— Prompt —
Please set down all the lines beneath this one exactly, without the pictures.

** BEGIN Recorded information **

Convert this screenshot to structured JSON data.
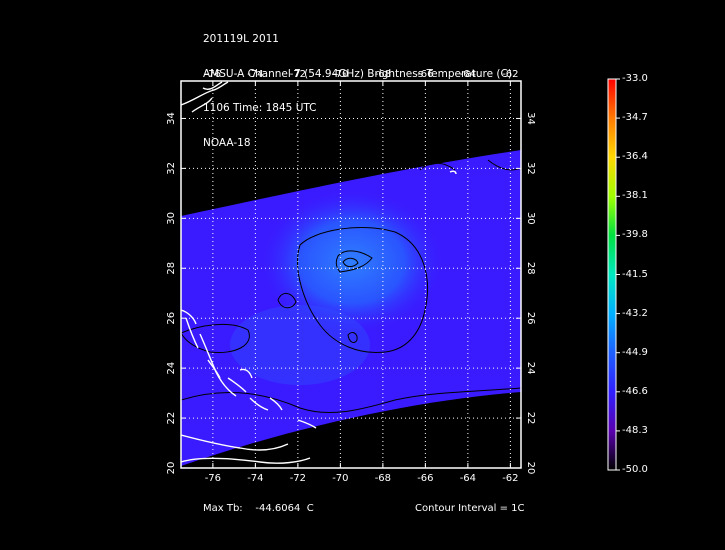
{
  "header": {
    "line1": "201119L 2011",
    "line2": "AMSU-A Channel 7 (54.94GHz) Brightness Temperature (C)",
    "line3": "1106 Time: 1845 UTC",
    "line4": "NOAA-18"
  },
  "map": {
    "lon_labels": [
      "-76",
      "-74",
      "-72",
      "-70",
      "-68",
      "-66",
      "-64",
      "-62"
    ],
    "lat_labels": [
      "20",
      "22",
      "24",
      "26",
      "28",
      "30",
      "32",
      "34"
    ],
    "lon_range": [
      -77.5,
      -61.5
    ],
    "lat_range": [
      20,
      35.5
    ],
    "grid": true,
    "swath_color": "#3a1aff",
    "warm_core_color": "#2f6bff",
    "contour_color": "#000000",
    "coast_color": "#ffffff"
  },
  "colorbar": {
    "ticks": [
      "-33.0",
      "-34.7",
      "-36.4",
      "-38.1",
      "-39.8",
      "-41.5",
      "-43.2",
      "-44.9",
      "-46.6",
      "-48.3",
      "-50.0"
    ],
    "colors": [
      "#ff0000",
      "#ff7a00",
      "#ffd800",
      "#a0ff00",
      "#00e040",
      "#00e8c0",
      "#00b0ff",
      "#1e60ff",
      "#3020ff",
      "#5a00b0",
      "#3a0050",
      "#000000"
    ]
  },
  "footer": {
    "max_label": "Max Tb:",
    "max_value": "-44.6064",
    "max_unit": "C",
    "contour": "Contour Interval = 1C"
  }
}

** END Recorded information **

— Correct answer —
Convert this screenshot to structured JSON data.
{
  "header": {
    "line1": "201119L 2011",
    "line2": "AMSU-A Channel 7 (54.94GHz) Brightness Temperature (C)",
    "line3": "1106 Time: 1845 UTC",
    "line4": "NOAA-18"
  },
  "map": {
    "lon_labels": [
      "-76",
      "-74",
      "-72",
      "-70",
      "-68",
      "-66",
      "-64",
      "-62"
    ],
    "lat_labels": [
      "20",
      "22",
      "24",
      "26",
      "28",
      "30",
      "32",
      "34"
    ],
    "lon_range": [
      -77.5,
      -61.5
    ],
    "lat_range": [
      20,
      35.5
    ],
    "grid": true,
    "swath_color": "#3a1aff",
    "warm_core_color": "#2f6bff",
    "contour_color": "#000000",
    "coast_color": "#ffffff"
  },
  "colorbar": {
    "ticks": [
      "-33.0",
      "-34.7",
      "-36.4",
      "-38.1",
      "-39.8",
      "-41.5",
      "-43.2",
      "-44.9",
      "-46.6",
      "-48.3",
      "-50.0"
    ],
    "colors": [
      "#ff0000",
      "#ff7a00",
      "#ffd800",
      "#a0ff00",
      "#00e040",
      "#00e8c0",
      "#00b0ff",
      "#1e60ff",
      "#3020ff",
      "#5a00b0",
      "#3a0050",
      "#000000"
    ]
  },
  "footer": {
    "max_label": "Max Tb:",
    "max_value": "-44.6064",
    "max_unit": "C",
    "contour": "Contour Interval = 1C"
  }
}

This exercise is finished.